==== SUPPLIED RECORDS
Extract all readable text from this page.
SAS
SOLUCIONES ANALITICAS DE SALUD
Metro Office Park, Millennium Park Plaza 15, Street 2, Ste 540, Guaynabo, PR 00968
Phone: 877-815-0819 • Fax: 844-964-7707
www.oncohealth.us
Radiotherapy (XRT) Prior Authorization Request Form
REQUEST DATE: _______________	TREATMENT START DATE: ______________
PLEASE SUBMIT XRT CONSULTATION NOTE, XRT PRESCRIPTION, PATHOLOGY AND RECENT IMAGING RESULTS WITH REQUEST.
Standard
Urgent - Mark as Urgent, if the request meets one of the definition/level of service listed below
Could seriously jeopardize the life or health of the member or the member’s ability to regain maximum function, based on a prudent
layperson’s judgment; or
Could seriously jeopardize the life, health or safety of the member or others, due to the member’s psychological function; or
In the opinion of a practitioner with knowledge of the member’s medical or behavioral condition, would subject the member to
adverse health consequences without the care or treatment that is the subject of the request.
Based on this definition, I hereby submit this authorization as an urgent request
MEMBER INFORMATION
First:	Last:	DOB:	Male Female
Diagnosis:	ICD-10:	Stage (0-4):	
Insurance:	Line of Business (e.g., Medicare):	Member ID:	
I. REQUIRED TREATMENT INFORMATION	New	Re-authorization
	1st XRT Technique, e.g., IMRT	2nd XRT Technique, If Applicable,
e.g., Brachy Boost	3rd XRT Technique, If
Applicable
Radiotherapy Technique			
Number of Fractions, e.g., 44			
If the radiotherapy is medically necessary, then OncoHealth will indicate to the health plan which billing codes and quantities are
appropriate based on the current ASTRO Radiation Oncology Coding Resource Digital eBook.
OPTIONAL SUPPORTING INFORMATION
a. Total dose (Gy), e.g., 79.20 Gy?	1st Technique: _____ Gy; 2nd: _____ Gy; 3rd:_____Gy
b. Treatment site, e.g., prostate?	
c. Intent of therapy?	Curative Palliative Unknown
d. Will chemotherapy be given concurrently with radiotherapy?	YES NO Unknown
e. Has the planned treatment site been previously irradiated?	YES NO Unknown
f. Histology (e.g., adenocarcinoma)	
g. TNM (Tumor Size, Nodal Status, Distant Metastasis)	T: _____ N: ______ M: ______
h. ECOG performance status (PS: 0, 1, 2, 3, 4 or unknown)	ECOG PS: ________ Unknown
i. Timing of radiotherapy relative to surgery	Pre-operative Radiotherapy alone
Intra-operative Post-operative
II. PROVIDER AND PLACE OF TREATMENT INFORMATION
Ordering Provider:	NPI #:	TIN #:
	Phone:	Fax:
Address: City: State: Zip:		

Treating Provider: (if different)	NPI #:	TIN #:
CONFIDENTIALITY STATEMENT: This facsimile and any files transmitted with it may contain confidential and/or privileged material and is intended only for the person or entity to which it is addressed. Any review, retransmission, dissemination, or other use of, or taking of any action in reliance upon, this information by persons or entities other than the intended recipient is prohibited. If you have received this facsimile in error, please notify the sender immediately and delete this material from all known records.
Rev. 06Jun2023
========
In the records above, each line with the string "life" should be copied.

● RESPONSE AREA
Could seriously jeopardize the life or health of the member or the member’s ability to regain maximum function, based on a prudent
Could seriously jeopardize the life, health or safety of the member or others, due to the member’s psychological function; or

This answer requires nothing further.